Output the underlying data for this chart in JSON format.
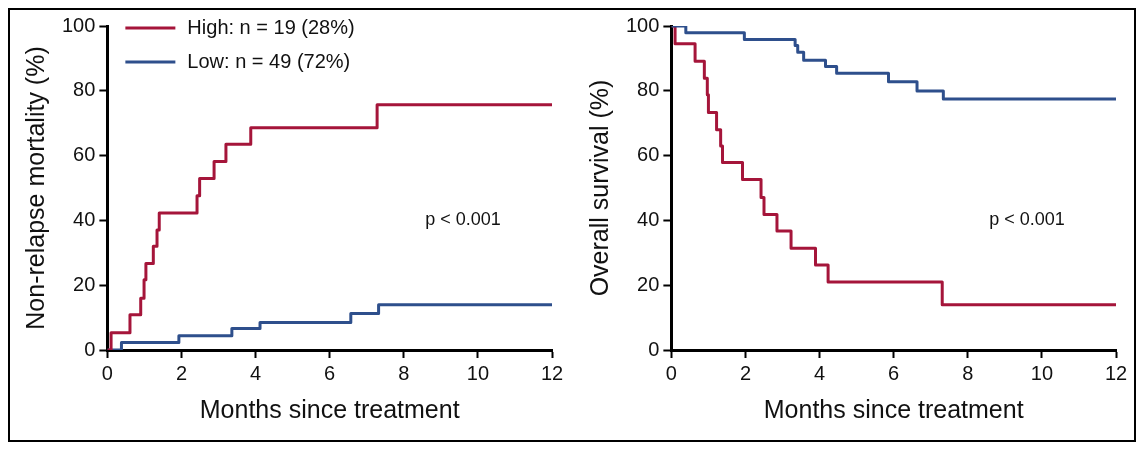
{
  "chart_data": [
    {
      "type": "step",
      "xlabel": "Months since treatment",
      "ylabel": "Non-relapse mortality (%)",
      "xlim": [
        0,
        12
      ],
      "xticks": [
        0,
        2,
        4,
        6,
        8,
        10,
        12
      ],
      "ylim": [
        0,
        100
      ],
      "yticks": [
        0,
        20,
        40,
        60,
        80,
        100
      ],
      "legend": "top left",
      "annotations": [
        "p < 0.001"
      ],
      "series": [
        {
          "name": "High: n = 19 (28%)",
          "color": "#a5153a",
          "x": [
            0,
            0.1,
            0.61,
            0.9,
            0.99,
            1.04,
            1.24,
            1.34,
            1.4,
            2.42,
            2.49,
            2.88,
            3.2,
            3.87,
            7.28,
            12
          ],
          "values": [
            0,
            5.3,
            10.9,
            16,
            21.7,
            26.7,
            32,
            37,
            42.3,
            47.6,
            52.9,
            58.2,
            63.5,
            68.6,
            75.7,
            75.7
          ]
        },
        {
          "name": "Low: n = 49 (72%)",
          "color": "#2e4f8c",
          "x": [
            0,
            0.38,
            1.93,
            3.36,
            4.12,
            6.57,
            7.32,
            12
          ],
          "values": [
            0,
            2.3,
            4.4,
            6.6,
            8.5,
            11.3,
            14,
            14
          ]
        }
      ]
    },
    {
      "type": "step",
      "xlabel": "Months since treatment",
      "ylabel": "Overall survival (%)",
      "xlim": [
        0,
        12
      ],
      "xticks": [
        0,
        2,
        4,
        6,
        8,
        10,
        12
      ],
      "ylim": [
        0,
        100
      ],
      "yticks": [
        0,
        20,
        40,
        60,
        80,
        100
      ],
      "annotations": [
        "p < 0.001"
      ],
      "series": [
        {
          "color": "#2e4f8c",
          "x": [
            0,
            0.39,
            1.97,
            3.34,
            3.41,
            3.57,
            4.16,
            4.46,
            5.86,
            6.63,
            7.34,
            12
          ],
          "values": [
            100,
            97.9,
            95.8,
            94,
            91.9,
            89.4,
            87.5,
            85.4,
            82.8,
            79.9,
            77.5,
            77.5
          ]
        },
        {
          "color": "#a5153a",
          "x": [
            0,
            0.1,
            0.64,
            0.89,
            0.97,
            1.0,
            1.22,
            1.33,
            1.38,
            1.92,
            2.42,
            2.5,
            2.85,
            3.23,
            3.89,
            4.23,
            7.31,
            12
          ],
          "values": [
            100,
            94.5,
            89.1,
            83.9,
            78.8,
            73.3,
            68,
            63,
            57.9,
            52.6,
            47.1,
            41.8,
            36.7,
            31.4,
            26.2,
            21,
            14,
            14
          ]
        }
      ]
    }
  ]
}
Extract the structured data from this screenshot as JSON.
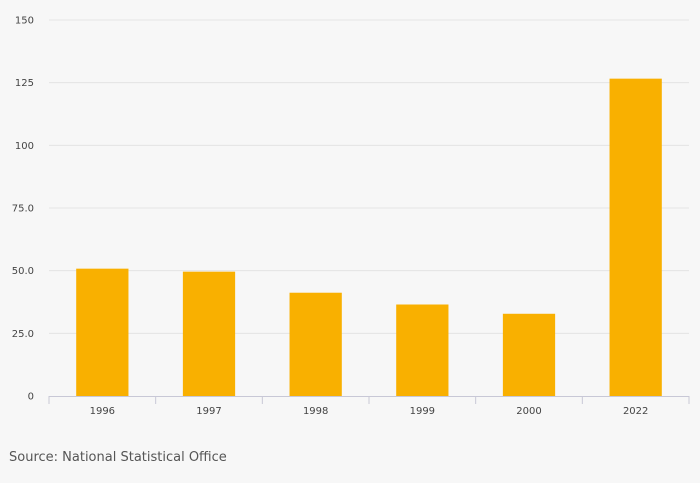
{
  "chart_data": {
    "type": "bar",
    "categories": [
      "1996",
      "1997",
      "1998",
      "1999",
      "2000",
      "2022"
    ],
    "values": [
      50.8,
      49.6,
      41.2,
      36.5,
      32.8,
      126.6
    ],
    "ylim": [
      0,
      150
    ],
    "yticks": [
      0,
      25,
      50,
      75,
      100,
      125,
      150
    ],
    "ytick_labels": [
      "0",
      "25.0",
      "50.0",
      "75.0",
      "100",
      "125",
      "150"
    ],
    "title": "",
    "xlabel": "",
    "ylabel": "",
    "grid": true,
    "bar_color": "#f9b000",
    "grid_color": "#e4e4e4",
    "axis_color": "#c8c8d6"
  },
  "footer": {
    "source": "Source: National Statistical Office"
  }
}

------

* [STATED EXERCISE]
Every record above must be given again exactly; drop the pictures.

* [RESULT BELOW]
Output the underlying data for this chart in JSON format.
{
  "chart_data": [
    {
      "type": "step",
      "xlabel": "Months since treatment",
      "ylabel": "Non-relapse mortality (%)",
      "xlim": [
        0,
        12
      ],
      "xticks": [
        0,
        2,
        4,
        6,
        8,
        10,
        12
      ],
      "ylim": [
        0,
        100
      ],
      "yticks": [
        0,
        20,
        40,
        60,
        80,
        100
      ],
      "legend": "top left",
      "annotations": [
        "p < 0.001"
      ],
      "series": [
        {
          "name": "High: n = 19 (28%)",
          "color": "#a5153a",
          "x": [
            0,
            0.1,
            0.61,
            0.9,
            0.99,
            1.04,
            1.24,
            1.34,
            1.4,
            2.42,
            2.49,
            2.88,
            3.2,
            3.87,
            7.28,
            12
          ],
          "values": [
            0,
            5.3,
            10.9,
            16,
            21.7,
            26.7,
            32,
            37,
            42.3,
            47.6,
            52.9,
            58.2,
            63.5,
            68.6,
            75.7,
            75.7
          ]
        },
        {
          "name": "Low: n = 49 (72%)",
          "color": "#2e4f8c",
          "x": [
            0,
            0.38,
            1.93,
            3.36,
            4.12,
            6.57,
            7.32,
            12
          ],
          "values": [
            0,
            2.3,
            4.4,
            6.6,
            8.5,
            11.3,
            14,
            14
          ]
        }
      ]
    },
    {
      "type": "step",
      "xlabel": "Months since treatment",
      "ylabel": "Overall survival (%)",
      "xlim": [
        0,
        12
      ],
      "xticks": [
        0,
        2,
        4,
        6,
        8,
        10,
        12
      ],
      "ylim": [
        0,
        100
      ],
      "yticks": [
        0,
        20,
        40,
        60,
        80,
        100
      ],
      "annotations": [
        "p < 0.001"
      ],
      "series": [
        {
          "color": "#2e4f8c",
          "x": [
            0,
            0.39,
            1.97,
            3.34,
            3.41,
            3.57,
            4.16,
            4.46,
            5.86,
            6.63,
            7.34,
            12
          ],
          "values": [
            100,
            97.9,
            95.8,
            94,
            91.9,
            89.4,
            87.5,
            85.4,
            82.8,
            79.9,
            77.5,
            77.5
          ]
        },
        {
          "color": "#a5153a",
          "x": [
            0,
            0.1,
            0.64,
            0.89,
            0.97,
            1.0,
            1.22,
            1.33,
            1.38,
            1.92,
            2.42,
            2.5,
            2.85,
            3.23,
            3.89,
            4.23,
            7.31,
            12
          ],
          "values": [
            100,
            94.5,
            89.1,
            83.9,
            78.8,
            73.3,
            68,
            63,
            57.9,
            52.6,
            47.1,
            41.8,
            36.7,
            31.4,
            26.2,
            21,
            14,
            14
          ]
        }
      ]
    }
  ]
}
Extract the structured data from this screenshot as JSON.
{
  "chart_data": {
    "type": "bar",
    "categories": [
      "1996",
      "1997",
      "1998",
      "1999",
      "2000",
      "2022"
    ],
    "values": [
      50.8,
      49.6,
      41.2,
      36.5,
      32.8,
      126.6
    ],
    "ylim": [
      0,
      150
    ],
    "yticks": [
      0,
      25,
      50,
      75,
      100,
      125,
      150
    ],
    "ytick_labels": [
      "0",
      "25.0",
      "50.0",
      "75.0",
      "100",
      "125",
      "150"
    ],
    "title": "",
    "xlabel": "",
    "ylabel": "",
    "grid": true,
    "bar_color": "#f9b000",
    "grid_color": "#e4e4e4",
    "axis_color": "#c8c8d6"
  },
  "footer": {
    "source": "Source: National Statistical Office"
  }
}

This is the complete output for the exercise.